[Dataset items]
┌────────

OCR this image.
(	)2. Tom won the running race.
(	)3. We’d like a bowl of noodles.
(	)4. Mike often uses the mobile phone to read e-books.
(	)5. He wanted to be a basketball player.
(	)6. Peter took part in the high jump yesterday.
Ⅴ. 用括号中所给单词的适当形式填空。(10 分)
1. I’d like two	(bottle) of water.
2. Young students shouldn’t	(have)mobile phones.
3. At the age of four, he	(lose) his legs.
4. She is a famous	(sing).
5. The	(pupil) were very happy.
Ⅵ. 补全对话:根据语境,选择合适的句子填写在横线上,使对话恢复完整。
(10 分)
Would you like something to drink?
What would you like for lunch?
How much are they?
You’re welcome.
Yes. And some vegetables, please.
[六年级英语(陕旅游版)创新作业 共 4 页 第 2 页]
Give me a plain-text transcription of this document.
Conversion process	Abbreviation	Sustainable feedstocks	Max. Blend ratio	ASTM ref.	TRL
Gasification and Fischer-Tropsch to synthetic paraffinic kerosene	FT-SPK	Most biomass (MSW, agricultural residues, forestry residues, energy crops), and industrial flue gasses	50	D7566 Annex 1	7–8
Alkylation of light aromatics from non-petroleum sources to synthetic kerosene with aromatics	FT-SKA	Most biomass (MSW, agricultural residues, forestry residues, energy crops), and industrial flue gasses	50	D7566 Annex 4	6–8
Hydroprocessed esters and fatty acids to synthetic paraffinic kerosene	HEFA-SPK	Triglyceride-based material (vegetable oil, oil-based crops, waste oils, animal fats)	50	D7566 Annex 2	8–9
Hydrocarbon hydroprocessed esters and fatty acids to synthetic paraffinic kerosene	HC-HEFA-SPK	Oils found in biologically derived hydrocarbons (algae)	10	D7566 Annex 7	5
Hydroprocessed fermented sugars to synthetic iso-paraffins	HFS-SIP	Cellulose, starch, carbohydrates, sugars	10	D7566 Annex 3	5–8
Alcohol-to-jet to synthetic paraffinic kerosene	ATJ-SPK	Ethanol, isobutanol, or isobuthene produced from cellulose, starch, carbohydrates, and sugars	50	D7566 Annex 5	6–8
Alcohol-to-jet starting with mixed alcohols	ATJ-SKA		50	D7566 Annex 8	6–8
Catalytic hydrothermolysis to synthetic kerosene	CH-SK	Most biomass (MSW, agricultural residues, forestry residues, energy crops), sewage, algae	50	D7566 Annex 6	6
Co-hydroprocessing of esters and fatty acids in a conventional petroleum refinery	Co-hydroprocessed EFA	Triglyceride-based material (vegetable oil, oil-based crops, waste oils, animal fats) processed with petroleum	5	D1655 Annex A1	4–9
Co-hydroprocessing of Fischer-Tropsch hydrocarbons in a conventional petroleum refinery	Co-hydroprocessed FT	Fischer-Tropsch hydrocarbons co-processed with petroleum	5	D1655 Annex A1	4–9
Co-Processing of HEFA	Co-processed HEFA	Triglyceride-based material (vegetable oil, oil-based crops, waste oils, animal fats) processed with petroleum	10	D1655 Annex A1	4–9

└────────

## Your objective
Repeat every line of the records above exactly.

## Task answer
OCR this image.
(	)2. Tom won the running race.
(	)3. We’d like a bowl of noodles.
(	)4. Mike often uses the mobile phone to read e-books.
(	)5. He wanted to be a basketball player.
(	)6. Peter took part in the high jump yesterday.
Ⅴ. 用括号中所给单词的适当形式填空。(10 分)
1. I’d like two	(bottle) of water.
2. Young students shouldn’t	(have)mobile phones.
3. At the age of four, he	(lose) his legs.
4. She is a famous	(sing).
5. The	(pupil) were very happy.
Ⅵ. 补全对话:根据语境,选择合适的句子填写在横线上,使对话恢复完整。
(10 分)
Would you like something to drink?
What would you like for lunch?
How much are they?
You’re welcome.
Yes. And some vegetables, please.
[六年级英语(陕旅游版)创新作业 共 4 页 第 2 页]
Give me a plain-text transcription of this document.
Conversion process	Abbreviation	Sustainable feedstocks	Max. Blend ratio	ASTM ref.	TRL
Gasification and Fischer-Tropsch to synthetic paraffinic kerosene	FT-SPK	Most biomass (MSW, agricultural residues, forestry residues, energy crops), and industrial flue gasses	50	D7566 Annex 1	7–8
Alkylation of light aromatics from non-petroleum sources to synthetic kerosene with aromatics	FT-SKA	Most biomass (MSW, agricultural residues, forestry residues, energy crops), and industrial flue gasses	50	D7566 Annex 4	6–8
Hydroprocessed esters and fatty acids to synthetic paraffinic kerosene	HEFA-SPK	Triglyceride-based material (vegetable oil, oil-based crops, waste oils, animal fats)	50	D7566 Annex 2	8–9
Hydrocarbon hydroprocessed esters and fatty acids to synthetic paraffinic kerosene	HC-HEFA-SPK	Oils found in biologically derived hydrocarbons (algae)	10	D7566 Annex 7	5
Hydroprocessed fermented sugars to synthetic iso-paraffins	HFS-SIP	Cellulose, starch, carbohydrates, sugars	10	D7566 Annex 3	5–8
Alcohol-to-jet to synthetic paraffinic kerosene	ATJ-SPK	Ethanol, isobutanol, or isobuthene produced from cellulose, starch, carbohydrates, and sugars	50	D7566 Annex 5	6–8
Alcohol-to-jet starting with mixed alcohols	ATJ-SKA		50	D7566 Annex 8	6–8
Catalytic hydrothermolysis to synthetic kerosene	CH-SK	Most biomass (MSW, agricultural residues, forestry residues, energy crops), sewage, algae	50	D7566 Annex 6	6
Co-hydroprocessing of esters and fatty acids in a conventional petroleum refinery	Co-hydroprocessed EFA	Triglyceride-based material (vegetable oil, oil-based crops, waste oils, animal fats) processed with petroleum	5	D1655 Annex A1	4–9
Co-hydroprocessing of Fischer-Tropsch hydrocarbons in a conventional petroleum refinery	Co-hydroprocessed FT	Fischer-Tropsch hydrocarbons co-processed with petroleum	5	D1655 Annex A1	4–9
Co-Processing of HEFA	Co-processed HEFA	Triglyceride-based material (vegetable oil, oil-based crops, waste oils, animal fats) processed with petroleum	10	D1655 Annex A1	4–9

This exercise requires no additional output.